Required work
Using the data beneath, show every line that includes the word "Case".
--------------------------------------------------
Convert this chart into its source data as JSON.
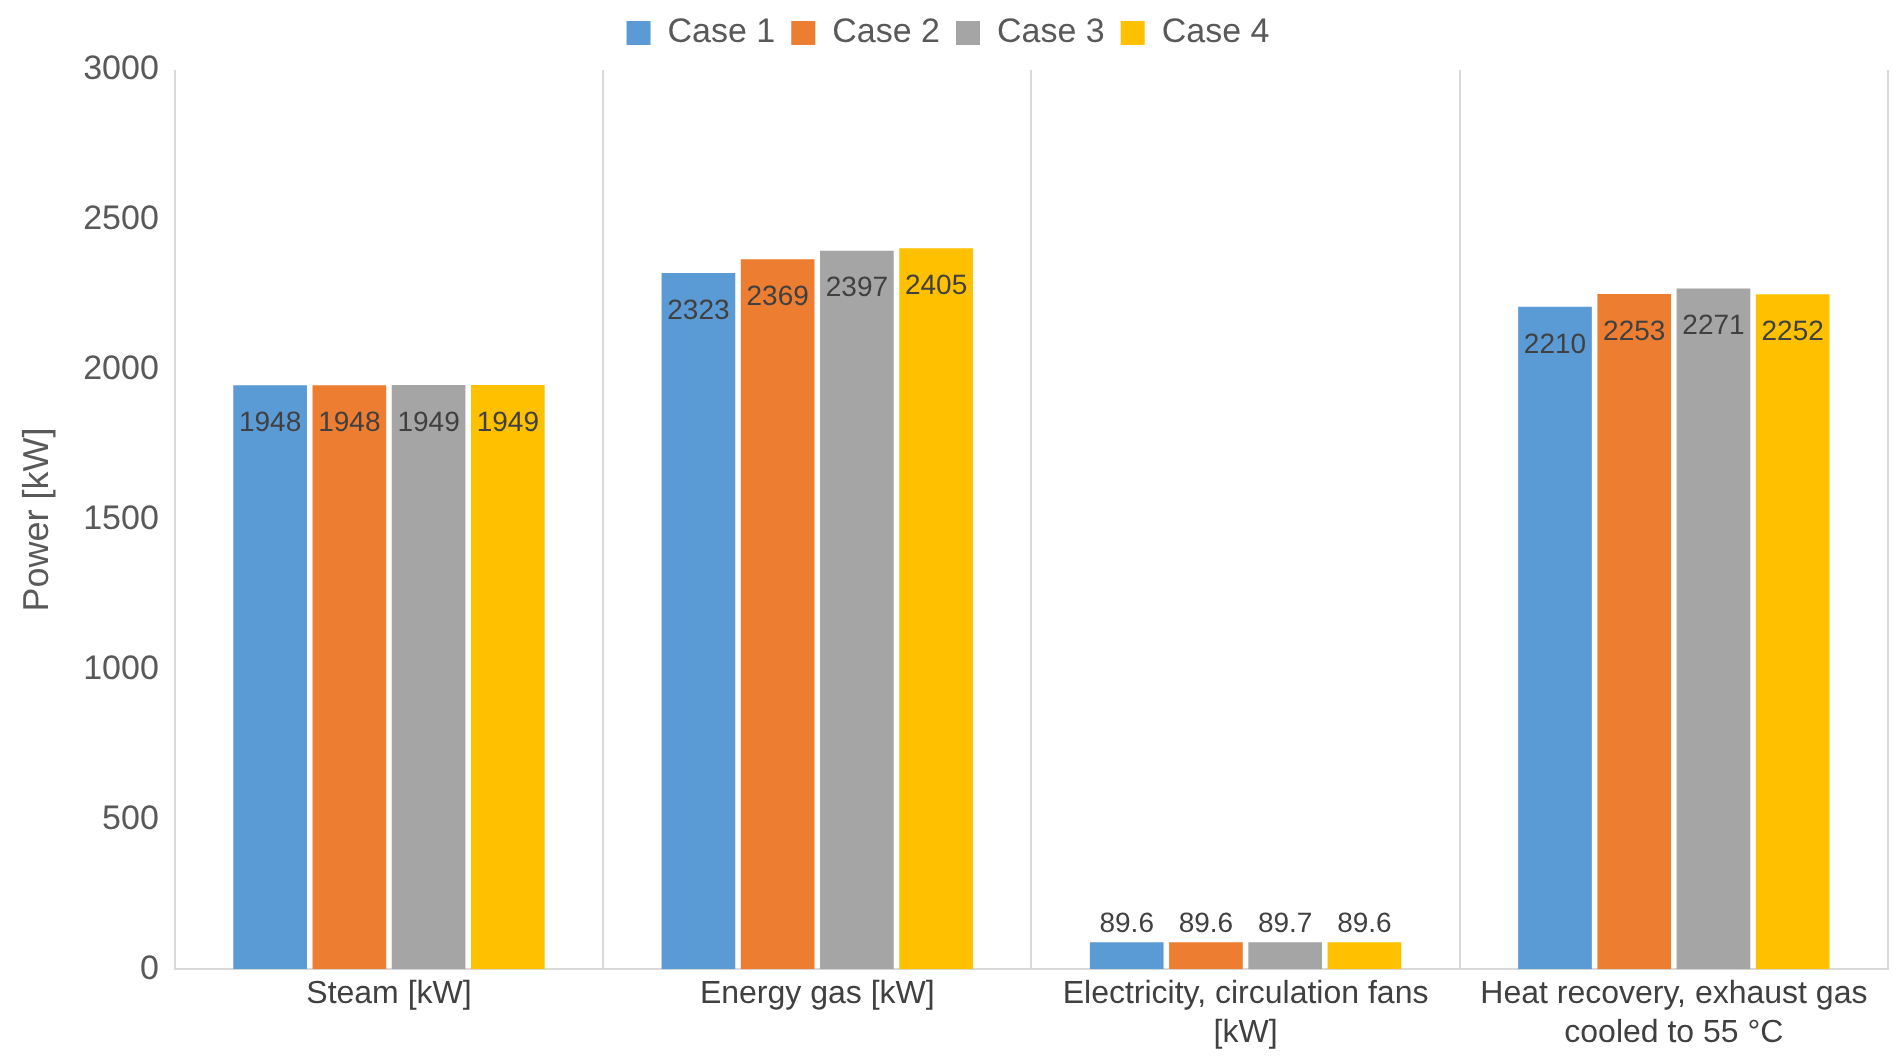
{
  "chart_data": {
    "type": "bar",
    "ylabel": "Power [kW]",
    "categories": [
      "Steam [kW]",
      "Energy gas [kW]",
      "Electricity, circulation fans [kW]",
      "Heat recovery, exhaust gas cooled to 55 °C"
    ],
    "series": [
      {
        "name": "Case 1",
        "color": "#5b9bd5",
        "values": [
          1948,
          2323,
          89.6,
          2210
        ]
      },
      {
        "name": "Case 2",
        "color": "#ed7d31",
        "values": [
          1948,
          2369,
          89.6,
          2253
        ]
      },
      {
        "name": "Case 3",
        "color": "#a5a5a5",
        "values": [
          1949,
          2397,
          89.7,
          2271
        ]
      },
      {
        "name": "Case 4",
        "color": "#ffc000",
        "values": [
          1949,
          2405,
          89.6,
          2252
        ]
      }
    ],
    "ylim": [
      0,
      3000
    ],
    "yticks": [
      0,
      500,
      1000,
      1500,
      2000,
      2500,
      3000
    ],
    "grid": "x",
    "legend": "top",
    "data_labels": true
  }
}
--------------------------------------------------
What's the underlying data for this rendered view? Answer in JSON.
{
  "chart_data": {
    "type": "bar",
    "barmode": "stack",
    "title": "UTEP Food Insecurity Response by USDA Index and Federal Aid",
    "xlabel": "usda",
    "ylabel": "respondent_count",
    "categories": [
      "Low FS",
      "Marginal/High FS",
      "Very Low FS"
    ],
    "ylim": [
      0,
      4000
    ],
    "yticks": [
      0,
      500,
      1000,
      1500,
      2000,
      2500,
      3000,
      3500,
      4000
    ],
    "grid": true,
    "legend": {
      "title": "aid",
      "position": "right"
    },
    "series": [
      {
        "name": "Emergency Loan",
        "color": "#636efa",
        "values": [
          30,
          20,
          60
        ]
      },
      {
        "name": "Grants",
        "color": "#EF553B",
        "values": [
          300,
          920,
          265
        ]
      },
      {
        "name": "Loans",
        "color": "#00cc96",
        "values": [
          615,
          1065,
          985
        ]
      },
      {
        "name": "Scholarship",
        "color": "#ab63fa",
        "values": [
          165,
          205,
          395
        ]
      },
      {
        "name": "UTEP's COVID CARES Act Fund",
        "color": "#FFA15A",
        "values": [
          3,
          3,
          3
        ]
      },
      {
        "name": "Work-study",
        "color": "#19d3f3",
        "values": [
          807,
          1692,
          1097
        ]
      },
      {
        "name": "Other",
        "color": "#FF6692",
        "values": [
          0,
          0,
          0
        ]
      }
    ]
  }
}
--------------------------------------------------
Exercise result
        "name": "Case 1",
        "name": "Case 2",
        "name": "Case 3",
        "name": "Case 4",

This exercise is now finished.